## DESCRIPTION OF THE TASK
Pull each line containing "здравоохранения" out of the data and copy it.

#### DATA FOR THE TASK

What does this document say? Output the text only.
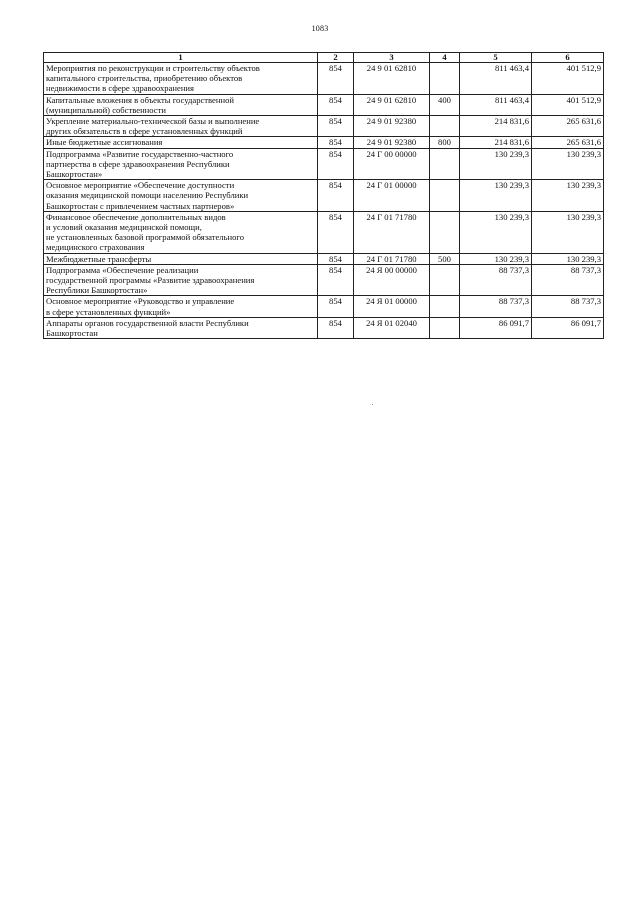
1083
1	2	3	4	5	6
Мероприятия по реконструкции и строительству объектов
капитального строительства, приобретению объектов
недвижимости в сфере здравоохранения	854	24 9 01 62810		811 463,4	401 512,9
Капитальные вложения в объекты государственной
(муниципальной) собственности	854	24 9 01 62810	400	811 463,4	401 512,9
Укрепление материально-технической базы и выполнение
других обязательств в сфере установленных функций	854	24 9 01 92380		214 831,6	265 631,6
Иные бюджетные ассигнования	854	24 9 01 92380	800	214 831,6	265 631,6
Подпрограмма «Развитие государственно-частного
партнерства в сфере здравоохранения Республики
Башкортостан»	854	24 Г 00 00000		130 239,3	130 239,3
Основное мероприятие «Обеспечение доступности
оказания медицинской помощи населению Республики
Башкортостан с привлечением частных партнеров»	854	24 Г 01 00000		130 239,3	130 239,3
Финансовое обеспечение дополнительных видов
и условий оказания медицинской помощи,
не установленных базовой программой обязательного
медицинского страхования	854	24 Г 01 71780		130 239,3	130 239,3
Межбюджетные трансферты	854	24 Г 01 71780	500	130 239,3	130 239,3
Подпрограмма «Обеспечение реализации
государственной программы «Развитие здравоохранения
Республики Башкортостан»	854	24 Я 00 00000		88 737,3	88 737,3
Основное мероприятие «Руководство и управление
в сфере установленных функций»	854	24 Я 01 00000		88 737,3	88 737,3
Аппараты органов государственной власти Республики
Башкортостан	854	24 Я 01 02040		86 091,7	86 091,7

########
#### DATA FOR THE TASK

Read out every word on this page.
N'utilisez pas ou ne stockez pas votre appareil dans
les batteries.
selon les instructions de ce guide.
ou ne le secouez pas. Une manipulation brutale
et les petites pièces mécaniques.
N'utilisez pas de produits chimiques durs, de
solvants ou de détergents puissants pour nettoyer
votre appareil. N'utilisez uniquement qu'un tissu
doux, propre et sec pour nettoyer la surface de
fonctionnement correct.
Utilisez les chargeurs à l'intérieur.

########

## SOLUTION TO THE EXERCISE
недвижимости в сфере здравоохранения	854	24 9 01 62810		811 463,4	401 512,9
партнерства в сфере здравоохранения Республики
государственной программы «Развитие здравоохранения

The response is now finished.